• [Problem to solve] Could you print every record below exactly as it appears?

• [Items]
- - - -
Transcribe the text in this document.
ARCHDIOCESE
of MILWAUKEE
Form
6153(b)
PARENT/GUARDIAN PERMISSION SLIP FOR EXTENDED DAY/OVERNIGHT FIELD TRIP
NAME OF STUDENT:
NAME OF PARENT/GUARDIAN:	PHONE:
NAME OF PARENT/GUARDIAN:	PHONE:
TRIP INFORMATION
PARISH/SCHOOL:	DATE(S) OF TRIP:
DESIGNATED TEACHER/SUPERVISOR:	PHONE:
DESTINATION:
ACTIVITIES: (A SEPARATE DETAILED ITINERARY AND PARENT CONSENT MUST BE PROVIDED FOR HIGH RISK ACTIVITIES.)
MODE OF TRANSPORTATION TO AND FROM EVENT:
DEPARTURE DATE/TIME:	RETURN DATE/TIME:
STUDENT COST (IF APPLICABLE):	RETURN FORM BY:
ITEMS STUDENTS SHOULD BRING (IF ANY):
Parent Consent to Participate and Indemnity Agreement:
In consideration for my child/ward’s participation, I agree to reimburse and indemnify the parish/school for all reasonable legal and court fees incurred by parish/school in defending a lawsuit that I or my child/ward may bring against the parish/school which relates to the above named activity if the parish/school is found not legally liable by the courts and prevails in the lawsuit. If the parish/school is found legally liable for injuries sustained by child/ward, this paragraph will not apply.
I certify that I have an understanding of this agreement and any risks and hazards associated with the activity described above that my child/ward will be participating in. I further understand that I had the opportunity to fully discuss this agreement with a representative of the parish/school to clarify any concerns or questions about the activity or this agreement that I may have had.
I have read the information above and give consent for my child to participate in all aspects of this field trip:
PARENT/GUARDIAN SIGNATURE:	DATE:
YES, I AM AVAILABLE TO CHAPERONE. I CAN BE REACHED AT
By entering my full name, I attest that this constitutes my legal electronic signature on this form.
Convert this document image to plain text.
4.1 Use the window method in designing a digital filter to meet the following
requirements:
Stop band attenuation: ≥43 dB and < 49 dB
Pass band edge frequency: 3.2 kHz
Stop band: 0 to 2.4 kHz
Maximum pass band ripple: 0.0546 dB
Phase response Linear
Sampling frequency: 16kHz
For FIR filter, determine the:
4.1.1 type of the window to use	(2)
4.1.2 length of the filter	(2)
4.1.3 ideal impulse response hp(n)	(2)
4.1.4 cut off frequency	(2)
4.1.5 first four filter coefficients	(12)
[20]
- - - -
• [Task response]
Transcribe the text in this document.
ARCHDIOCESE
of MILWAUKEE
Form
6153(b)
PARENT/GUARDIAN PERMISSION SLIP FOR EXTENDED DAY/OVERNIGHT FIELD TRIP
NAME OF STUDENT:
NAME OF PARENT/GUARDIAN:	PHONE:
NAME OF PARENT/GUARDIAN:	PHONE:
TRIP INFORMATION
PARISH/SCHOOL:	DATE(S) OF TRIP:
DESIGNATED TEACHER/SUPERVISOR:	PHONE:
DESTINATION:
ACTIVITIES: (A SEPARATE DETAILED ITINERARY AND PARENT CONSENT MUST BE PROVIDED FOR HIGH RISK ACTIVITIES.)
MODE OF TRANSPORTATION TO AND FROM EVENT:
DEPARTURE DATE/TIME:	RETURN DATE/TIME:
STUDENT COST (IF APPLICABLE):	RETURN FORM BY:
ITEMS STUDENTS SHOULD BRING (IF ANY):
Parent Consent to Participate and Indemnity Agreement:
In consideration for my child/ward’s participation, I agree to reimburse and indemnify the parish/school for all reasonable legal and court fees incurred by parish/school in defending a lawsuit that I or my child/ward may bring against the parish/school which relates to the above named activity if the parish/school is found not legally liable by the courts and prevails in the lawsuit. If the parish/school is found legally liable for injuries sustained by child/ward, this paragraph will not apply.
I certify that I have an understanding of this agreement and any risks and hazards associated with the activity described above that my child/ward will be participating in. I further understand that I had the opportunity to fully discuss this agreement with a representative of the parish/school to clarify any concerns or questions about the activity or this agreement that I may have had.
I have read the information above and give consent for my child to participate in all aspects of this field trip:
PARENT/GUARDIAN SIGNATURE:	DATE:
YES, I AM AVAILABLE TO CHAPERONE. I CAN BE REACHED AT
By entering my full name, I attest that this constitutes my legal electronic signature on this form.
Convert this document image to plain text.
4.1 Use the window method in designing a digital filter to meet the following
requirements:
Stop band attenuation: ≥43 dB and < 49 dB
Pass band edge frequency: 3.2 kHz
Stop band: 0 to 2.4 kHz
Maximum pass band ripple: 0.0546 dB
Phase response Linear
Sampling frequency: 16kHz
For FIR filter, determine the:
4.1.1 type of the window to use	(2)
4.1.2 length of the filter	(2)
4.1.3 ideal impulse response hp(n)	(2)
4.1.4 cut off frequency	(2)
4.1.5 first four filter coefficients	(12)
[20]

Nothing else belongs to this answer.